[Collected data]
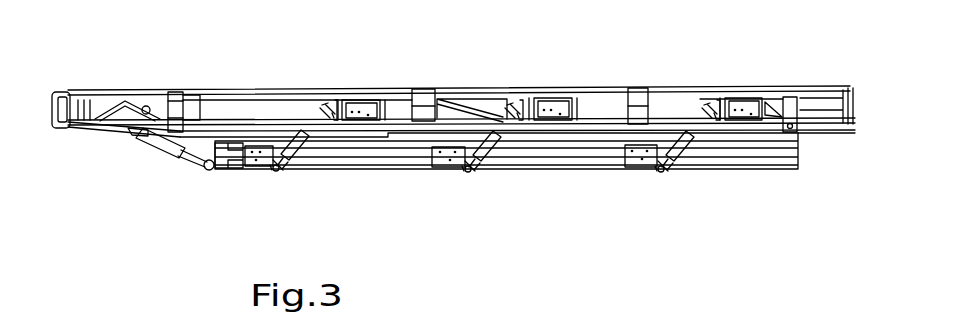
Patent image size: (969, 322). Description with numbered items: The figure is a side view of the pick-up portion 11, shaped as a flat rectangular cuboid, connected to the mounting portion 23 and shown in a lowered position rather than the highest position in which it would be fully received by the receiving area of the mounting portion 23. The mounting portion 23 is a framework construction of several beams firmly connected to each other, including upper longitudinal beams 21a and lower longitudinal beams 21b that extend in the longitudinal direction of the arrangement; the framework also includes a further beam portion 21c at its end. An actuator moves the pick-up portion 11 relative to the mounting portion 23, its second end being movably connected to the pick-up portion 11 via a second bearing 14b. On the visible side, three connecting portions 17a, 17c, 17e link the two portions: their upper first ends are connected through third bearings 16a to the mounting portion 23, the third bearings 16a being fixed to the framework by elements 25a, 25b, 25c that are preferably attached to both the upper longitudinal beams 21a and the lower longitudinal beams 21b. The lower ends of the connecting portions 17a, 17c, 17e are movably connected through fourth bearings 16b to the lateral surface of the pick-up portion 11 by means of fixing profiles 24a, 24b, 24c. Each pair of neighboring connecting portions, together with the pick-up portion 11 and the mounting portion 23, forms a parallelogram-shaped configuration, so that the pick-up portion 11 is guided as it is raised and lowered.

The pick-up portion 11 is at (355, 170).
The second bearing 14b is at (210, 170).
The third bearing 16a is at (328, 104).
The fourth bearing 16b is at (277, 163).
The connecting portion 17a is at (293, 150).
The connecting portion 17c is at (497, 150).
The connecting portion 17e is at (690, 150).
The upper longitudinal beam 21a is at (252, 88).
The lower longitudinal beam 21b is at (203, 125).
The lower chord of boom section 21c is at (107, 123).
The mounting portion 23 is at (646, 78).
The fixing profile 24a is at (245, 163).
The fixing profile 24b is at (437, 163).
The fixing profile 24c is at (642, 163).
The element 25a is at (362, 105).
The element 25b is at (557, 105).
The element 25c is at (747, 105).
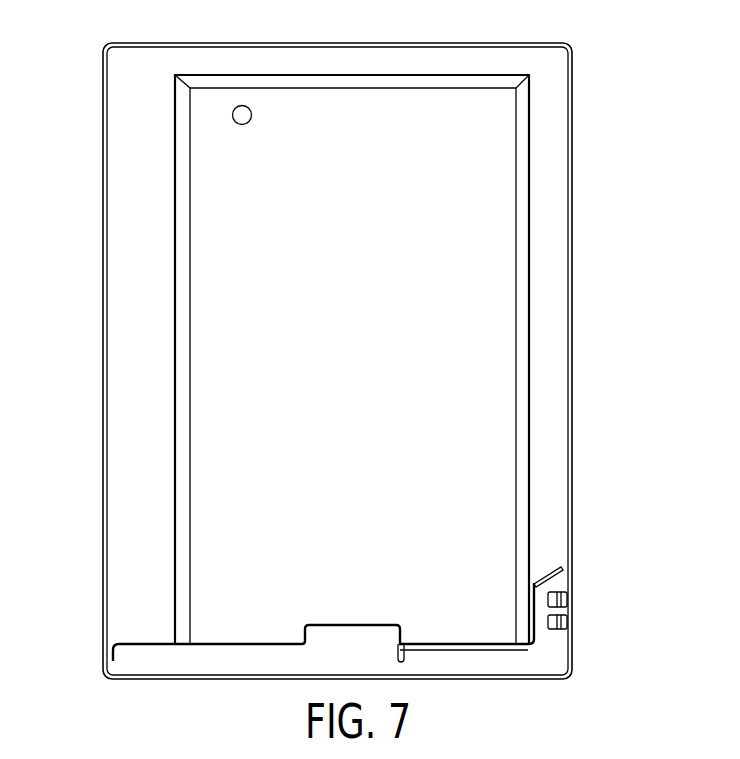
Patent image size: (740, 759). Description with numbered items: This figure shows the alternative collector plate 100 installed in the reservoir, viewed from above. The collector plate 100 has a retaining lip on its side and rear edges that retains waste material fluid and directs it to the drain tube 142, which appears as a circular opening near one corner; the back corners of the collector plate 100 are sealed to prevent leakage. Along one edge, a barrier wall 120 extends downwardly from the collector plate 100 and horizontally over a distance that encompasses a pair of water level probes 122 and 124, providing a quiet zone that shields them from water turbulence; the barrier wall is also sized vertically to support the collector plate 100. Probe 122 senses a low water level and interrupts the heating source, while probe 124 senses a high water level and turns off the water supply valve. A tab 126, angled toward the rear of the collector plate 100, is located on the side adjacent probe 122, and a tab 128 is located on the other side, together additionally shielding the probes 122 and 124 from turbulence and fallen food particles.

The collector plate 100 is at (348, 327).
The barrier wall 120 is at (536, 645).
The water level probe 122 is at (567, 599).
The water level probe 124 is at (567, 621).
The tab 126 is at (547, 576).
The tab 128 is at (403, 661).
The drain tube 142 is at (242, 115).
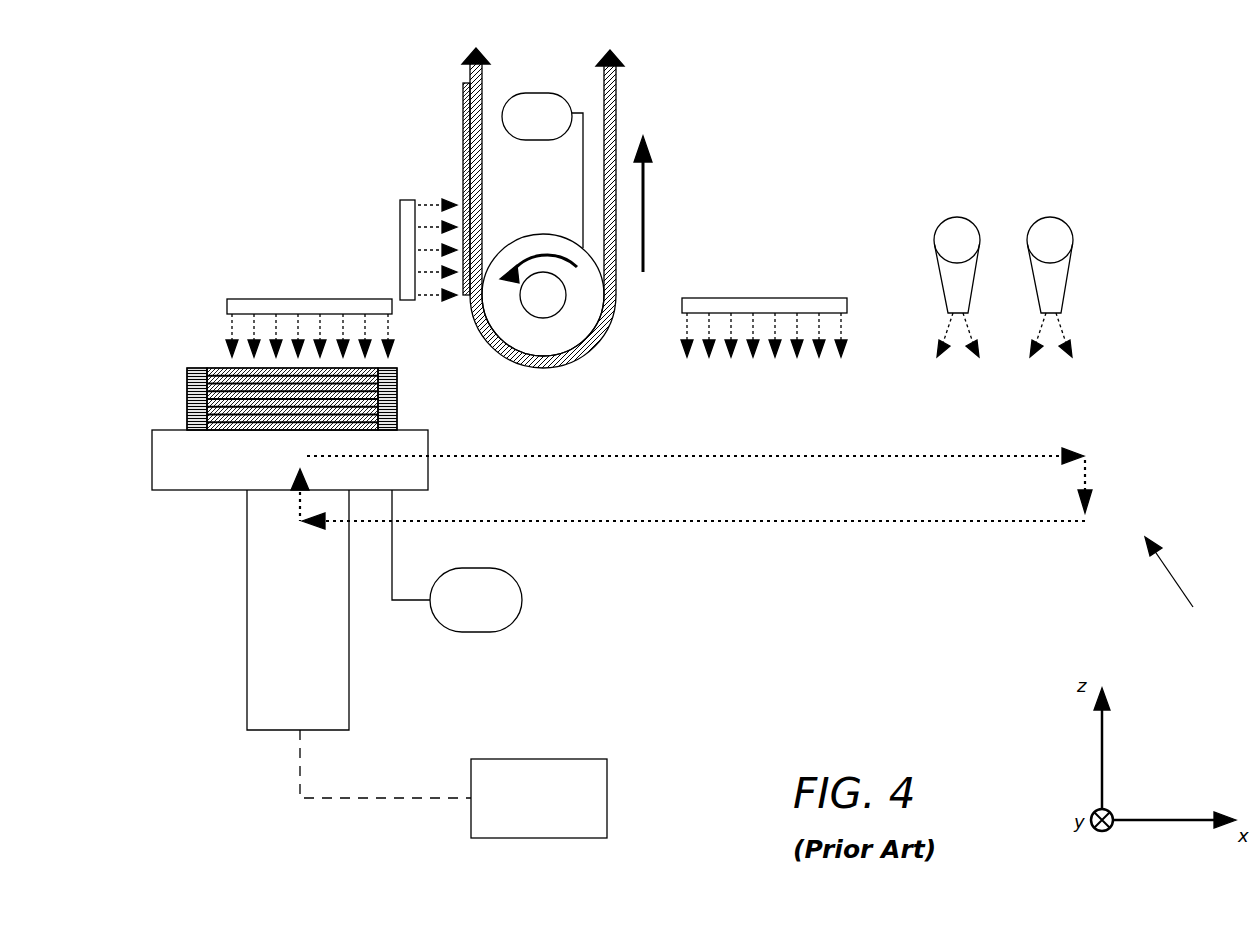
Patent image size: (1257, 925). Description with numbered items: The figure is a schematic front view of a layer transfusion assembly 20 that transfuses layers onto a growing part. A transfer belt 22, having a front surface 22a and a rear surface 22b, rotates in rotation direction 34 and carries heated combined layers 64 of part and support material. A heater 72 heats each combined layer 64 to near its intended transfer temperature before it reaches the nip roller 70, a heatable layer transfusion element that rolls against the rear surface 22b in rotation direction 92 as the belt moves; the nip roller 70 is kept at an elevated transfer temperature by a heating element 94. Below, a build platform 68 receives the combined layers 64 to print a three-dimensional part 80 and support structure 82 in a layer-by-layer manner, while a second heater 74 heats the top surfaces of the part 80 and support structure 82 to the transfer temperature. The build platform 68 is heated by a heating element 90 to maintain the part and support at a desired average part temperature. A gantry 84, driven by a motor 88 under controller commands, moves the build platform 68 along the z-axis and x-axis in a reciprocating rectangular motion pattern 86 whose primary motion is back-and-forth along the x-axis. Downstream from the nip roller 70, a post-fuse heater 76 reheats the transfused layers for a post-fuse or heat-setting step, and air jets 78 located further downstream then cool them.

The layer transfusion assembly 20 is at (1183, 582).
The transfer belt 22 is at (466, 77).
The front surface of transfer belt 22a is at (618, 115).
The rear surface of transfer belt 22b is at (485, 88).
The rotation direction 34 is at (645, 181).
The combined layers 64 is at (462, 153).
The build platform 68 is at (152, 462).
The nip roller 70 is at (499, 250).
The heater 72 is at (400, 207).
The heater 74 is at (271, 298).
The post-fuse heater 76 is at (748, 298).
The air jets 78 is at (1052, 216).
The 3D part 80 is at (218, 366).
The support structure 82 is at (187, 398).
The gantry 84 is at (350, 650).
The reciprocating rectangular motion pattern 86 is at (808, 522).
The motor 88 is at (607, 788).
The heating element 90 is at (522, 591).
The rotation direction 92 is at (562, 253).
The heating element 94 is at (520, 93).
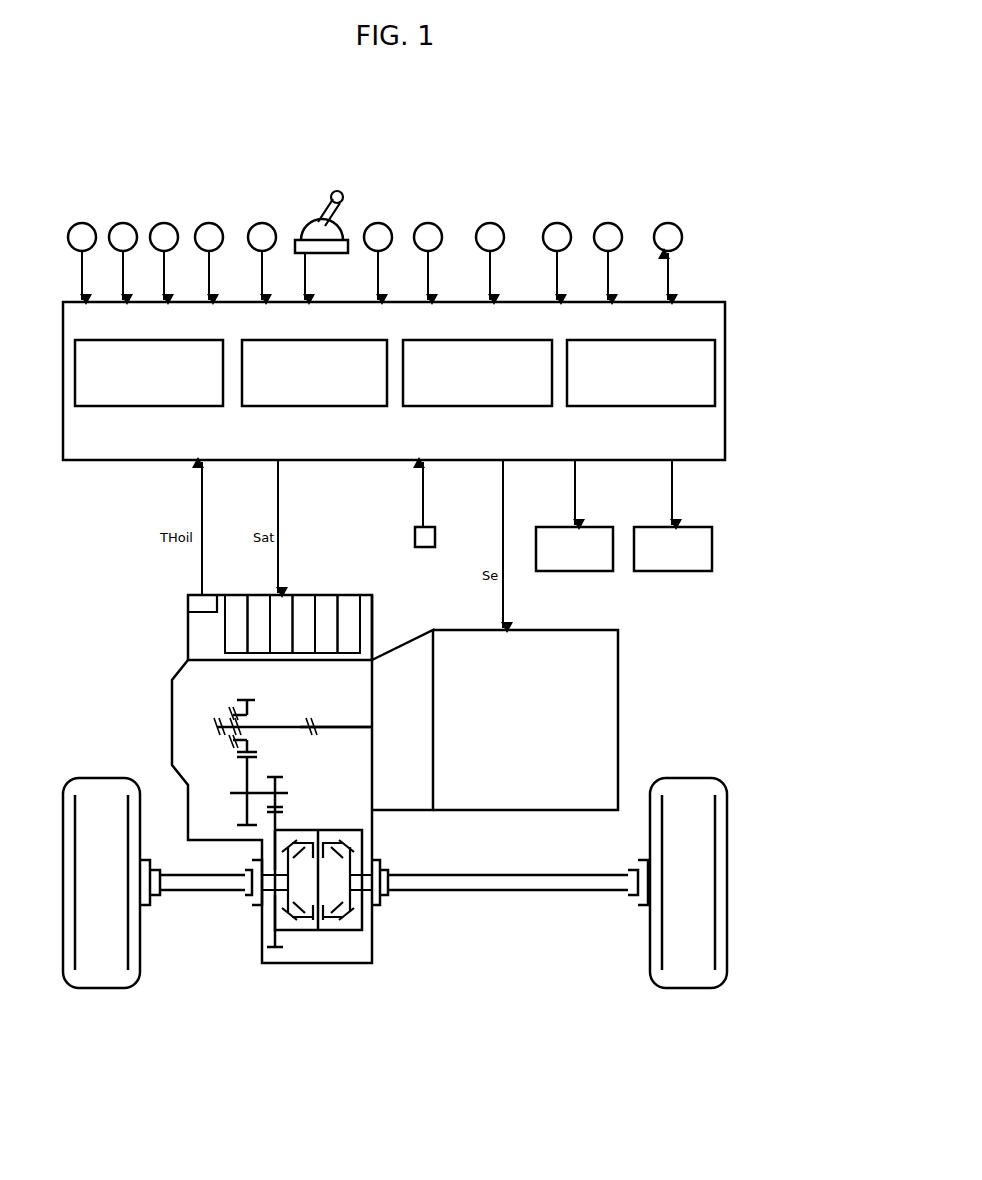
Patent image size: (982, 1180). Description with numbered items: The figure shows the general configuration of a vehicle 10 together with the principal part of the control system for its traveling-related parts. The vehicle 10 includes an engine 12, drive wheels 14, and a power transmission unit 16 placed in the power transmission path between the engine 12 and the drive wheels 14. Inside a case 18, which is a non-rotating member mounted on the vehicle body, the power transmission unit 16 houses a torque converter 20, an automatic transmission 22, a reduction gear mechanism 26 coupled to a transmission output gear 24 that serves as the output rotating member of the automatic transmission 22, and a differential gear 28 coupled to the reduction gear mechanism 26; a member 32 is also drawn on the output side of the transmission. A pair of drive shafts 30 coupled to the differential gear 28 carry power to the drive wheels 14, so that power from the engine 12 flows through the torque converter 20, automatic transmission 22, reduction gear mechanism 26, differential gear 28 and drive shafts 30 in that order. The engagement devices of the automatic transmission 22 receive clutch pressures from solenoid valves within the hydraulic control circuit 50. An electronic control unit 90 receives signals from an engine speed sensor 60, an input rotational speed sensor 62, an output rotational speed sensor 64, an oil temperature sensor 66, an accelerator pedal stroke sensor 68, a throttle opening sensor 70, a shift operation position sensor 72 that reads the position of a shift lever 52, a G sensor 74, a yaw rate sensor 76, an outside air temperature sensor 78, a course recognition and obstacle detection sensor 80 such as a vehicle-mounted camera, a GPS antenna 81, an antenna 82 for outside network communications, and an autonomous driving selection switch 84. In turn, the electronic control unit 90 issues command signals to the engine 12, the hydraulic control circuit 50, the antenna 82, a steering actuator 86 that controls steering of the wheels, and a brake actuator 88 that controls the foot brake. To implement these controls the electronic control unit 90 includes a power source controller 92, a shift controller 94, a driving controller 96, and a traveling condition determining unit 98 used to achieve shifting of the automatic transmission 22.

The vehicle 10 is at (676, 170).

**CHALLENGE:** Quote every line of the part location data above word for word, leaving the pictures out of your answer.

**TASK SOLUTION:**
Patent image size: (969, 322). Description with numbered items: The figure is a side view of the pick-up portion 11, shaped as a flat rectangular cuboid, connected to the mounting portion 23 and shown in a lowered position rather than the highest position in which it would be fully received by the receiving area of the mounting portion 23. The mounting portion 23 is a framework construction of several beams firmly connected to each other, including upper longitudinal beams 21a and lower longitudinal beams 21b that extend in the longitudinal direction of the arrangement; the framework also includes a further beam portion 21c at its end. An actuator moves the pick-up portion 11 relative to the mounting portion 23, its second end being movably connected to the pick-up portion 11 via a second bearing 14b. On the visible side, three connecting portions 17a, 17c, 17e link the two portions: their upper first ends are connected through third bearings 16a to the mounting portion 23, the third bearings 16a being fixed to the framework by elements 25a, 25b, 25c that are preferably attached to both the upper longitudinal beams 21a and the lower longitudinal beams 21b. The lower ends of the connecting portions 17a, 17c, 17e are movably connected through fourth bearings 16b to the lateral surface of the pick-up portion 11 by means of fixing profiles 24a, 24b, 24c. Each pair of neighboring connecting portions, together with the pick-up portion 11 and the mounting portion 23, forms a parallelogram-shaped configuration, so that the pick-up portion 11 is guided as it is raised and lowered.

The pick-up portion 11 is at (355, 170).
The second bearing 14b is at (210, 170).
The third bearing 16a is at (328, 104).
The fourth bearing 16b is at (277, 163).
The connecting portion 17a is at (293, 150).
The connecting portion 17c is at (497, 150).
The connecting portion 17e is at (690, 150).
The upper longitudinal beam 21a is at (252, 88).
The lower longitudinal beam 21b is at (203, 125).
The lower chord of boom section 21c is at (107, 123).
The mounting portion 23 is at (646, 78).
The fixing profile 24a is at (245, 163).
The fixing profile 24b is at (437, 163).
The fixing profile 24c is at (642, 163).
The element 25a is at (362, 105).
The element 25b is at (557, 105).
The element 25c is at (747, 105).
Patent image size: (740, 759). Description with numbered items: This figure shows the alternative collector plate 100 installed in the reservoir, viewed from above. The collector plate 100 has a retaining lip on its side and rear edges that retains waste material fluid and directs it to the drain tube 142, which appears as a circular opening near one corner; the back corners of the collector plate 100 are sealed to prevent leakage. Along one edge, a barrier wall 120 extends downwardly from the collector plate 100 and horizontally over a distance that encompasses a pair of water level probes 122 and 124, providing a quiet zone that shields them from water turbulence; the barrier wall is also sized vertically to support the collector plate 100. Probe 122 senses a low water level and interrupts the heating source, while probe 124 senses a high water level and turns off the water supply valve. A tab 126, angled toward the rear of the collector plate 100, is located on the side adjacent probe 122, and a tab 128 is located on the other side, together additionally shielding the probes 122 and 124 from turbulence and fallen food particles.

The collector plate 100 is at (348, 327).
The barrier wall 120 is at (536, 645).
The water level probe 122 is at (567, 599).
The water level probe 124 is at (567, 621).
The tab 126 is at (547, 576).
The tab 128 is at (403, 661).
The drain tube 142 is at (242, 115).
Patent image size: (1257, 925). Description with numbered items: The figure is a schematic front view of a layer transfusion assembly 20 that transfuses layers onto a growing part. A transfer belt 22, having a front surface 22a and a rear surface 22b, rotates in rotation direction 34 and carries heated combined layers 64 of part and support material. A heater 72 heats each combined layer 64 to near its intended transfer temperature before it reaches the nip roller 70, a heatable layer transfusion element that rolls against the rear surface 22b in rotation direction 92 as the belt moves; the nip roller 70 is kept at an elevated transfer temperature by a heating element 94. Below, a build platform 68 receives the combined layers 64 to print a three-dimensional part 80 and support structure 82 in a layer-by-layer manner, while a second heater 74 heats the top surfaces of the part 80 and support structure 82 to the transfer temperature. The build platform 68 is heated by a heating element 90 to maintain the part and support at a desired average part temperature. A gantry 84, driven by a motor 88 under controller commands, moves the build platform 68 along the z-axis and x-axis in a reciprocating rectangular motion pattern 86 whose primary motion is back-and-forth along the x-axis. Downstream from the nip roller 70, a post-fuse heater 76 reheats the transfused layers for a post-fuse or heat-setting step, and air jets 78 located further downstream then cool them.

The layer transfusion assembly 20 is at (1183, 582).
The transfer belt 22 is at (466, 77).
The front surface of transfer belt 22a is at (618, 115).
The rear surface of transfer belt 22b is at (485, 88).
The rotation direction 34 is at (645, 181).
The combined layers 64 is at (462, 153).
The build platform 68 is at (152, 462).
The nip roller 70 is at (499, 250).
The heater 72 is at (400, 207).
The heater 74 is at (271, 298).
The post-fuse heater 76 is at (748, 298).
The air jets 78 is at (1052, 216).
The 3D part 80 is at (218, 366).
The support structure 82 is at (187, 398).
The gantry 84 is at (350, 650).
The reciprocating rectangular motion pattern 86 is at (808, 522).
The motor 88 is at (607, 788).
The heating element 90 is at (522, 591).
The rotation direction 92 is at (562, 253).
The heating element 94 is at (520, 93).
Patent image size: (982, 1180). Description with numbered items: The figure shows the general configuration of a vehicle 10 together with the principal part of the control system for its traveling-related parts. The vehicle 10 includes an engine 12, drive wheels 14, and a power transmission unit 16 placed in the power transmission path between the engine 12 and the drive wheels 14. Inside a case 18, which is a non-rotating member mounted on the vehicle body, the power transmission unit 16 houses a torque converter 20, an automatic transmission 22, a reduction gear mechanism 26 coupled to a transmission output gear 24 that serves as the output rotating member of the automatic transmission 22, and a differential gear 28 coupled to the reduction gear mechanism 26; a member 32 is also drawn on the output side of the transmission. A pair of drive shafts 30 coupled to the differential gear 28 carry power to the drive wheels 14, so that power from the engine 12 flows through the torque converter 20, automatic transmission 22, reduction gear mechanism 26, differential gear 28 and drive shafts 30 in that order. The engagement devices of the automatic transmission 22 receive clutch pressures from solenoid valves within the hydraulic control circuit 50. An electronic control unit 90 receives signals from an engine speed sensor 60, an input rotational speed sensor 62, an output rotational speed sensor 64, an oil temperature sensor 66, an accelerator pedal stroke sensor 68, a throttle opening sensor 70, a shift operation position sensor 72 that reads the position of a shift lever 52, a G sensor 74, a yaw rate sensor 76, an outside air temperature sensor 78, a course recognition and obstacle detection sensor 80 such as a vehicle-mounted camera, a GPS antenna 81, an antenna 82 for outside network communications, and an autonomous driving selection switch 84. In turn, the electronic control unit 90 issues command signals to the engine 12, the hydraulic control circuit 50, the antenna 82, a steering actuator 86 that controls steering of the wheels, and a brake actuator 88 that controls the foot brake. To implement these controls the electronic control unit 90 includes a power source controller 92, a shift controller 94, a driving controller 96, and a traveling condition determining unit 98 used to achieve shifting of the automatic transmission 22.

The vehicle 10 is at (676, 170).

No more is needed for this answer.